» What you have to do:
Type out the material below exactly.

-------- Data provided --------

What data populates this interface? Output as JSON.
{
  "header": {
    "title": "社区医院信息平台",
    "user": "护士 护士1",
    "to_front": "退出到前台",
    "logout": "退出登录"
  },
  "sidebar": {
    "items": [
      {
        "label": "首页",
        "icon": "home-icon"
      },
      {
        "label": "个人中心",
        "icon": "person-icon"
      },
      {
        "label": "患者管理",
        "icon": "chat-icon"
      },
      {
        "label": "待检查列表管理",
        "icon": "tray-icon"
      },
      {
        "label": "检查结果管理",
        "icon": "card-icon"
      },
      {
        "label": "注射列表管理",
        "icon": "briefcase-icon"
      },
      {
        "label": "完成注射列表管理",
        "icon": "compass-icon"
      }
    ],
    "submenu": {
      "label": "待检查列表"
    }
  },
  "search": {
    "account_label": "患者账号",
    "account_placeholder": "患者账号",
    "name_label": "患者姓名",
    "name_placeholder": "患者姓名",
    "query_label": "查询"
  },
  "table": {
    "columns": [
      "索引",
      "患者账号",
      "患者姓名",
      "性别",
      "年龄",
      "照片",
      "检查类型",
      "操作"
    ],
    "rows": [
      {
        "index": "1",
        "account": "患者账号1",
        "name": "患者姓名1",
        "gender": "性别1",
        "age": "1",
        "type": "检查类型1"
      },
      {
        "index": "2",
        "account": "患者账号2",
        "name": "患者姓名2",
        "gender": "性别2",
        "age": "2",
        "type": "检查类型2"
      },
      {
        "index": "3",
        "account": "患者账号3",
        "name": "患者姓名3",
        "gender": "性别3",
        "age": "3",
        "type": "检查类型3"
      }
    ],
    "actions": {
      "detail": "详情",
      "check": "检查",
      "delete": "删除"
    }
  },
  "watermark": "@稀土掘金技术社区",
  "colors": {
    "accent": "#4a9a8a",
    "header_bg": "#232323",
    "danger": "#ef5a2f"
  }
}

--------

» Complete output:
What data populates this interface? Output as JSON.
{
  "header": {
    "title": "社区医院信息平台",
    "user": "护士 护士1",
    "to_front": "退出到前台",
    "logout": "退出登录"
  },
  "sidebar": {
    "items": [
      {
        "label": "首页",
        "icon": "home-icon"
      },
      {
        "label": "个人中心",
        "icon": "person-icon"
      },
      {
        "label": "患者管理",
        "icon": "chat-icon"
      },
      {
        "label": "待检查列表管理",
        "icon": "tray-icon"
      },
      {
        "label": "检查结果管理",
        "icon": "card-icon"
      },
      {
        "label": "注射列表管理",
        "icon": "briefcase-icon"
      },
      {
        "label": "完成注射列表管理",
        "icon": "compass-icon"
      }
    ],
    "submenu": {
      "label": "待检查列表"
    }
  },
  "search": {
    "account_label": "患者账号",
    "account_placeholder": "患者账号",
    "name_label": "患者姓名",
    "name_placeholder": "患者姓名",
    "query_label": "查询"
  },
  "table": {
    "columns": [
      "索引",
      "患者账号",
      "患者姓名",
      "性别",
      "年龄",
      "照片",
      "检查类型",
      "操作"
    ],
    "rows": [
      {
        "index": "1",
        "account": "患者账号1",
        "name": "患者姓名1",
        "gender": "性别1",
        "age": "1",
        "type": "检查类型1"
      },
      {
        "index": "2",
        "account": "患者账号2",
        "name": "患者姓名2",
        "gender": "性别2",
        "age": "2",
        "type": "检查类型2"
      },
      {
        "index": "3",
        "account": "患者账号3",
        "name": "患者姓名3",
        "gender": "性别3",
        "age": "3",
        "type": "检查类型3"
      }
    ],
    "actions": {
      "detail": "详情",
      "check": "检查",
      "delete": "删除"
    }
  },
  "watermark": "@稀土掘金技术社区",
  "colors": {
    "accent": "#4a9a8a",
    "header_bg": "#232323",
    "danger": "#ef5a2f"
  }
}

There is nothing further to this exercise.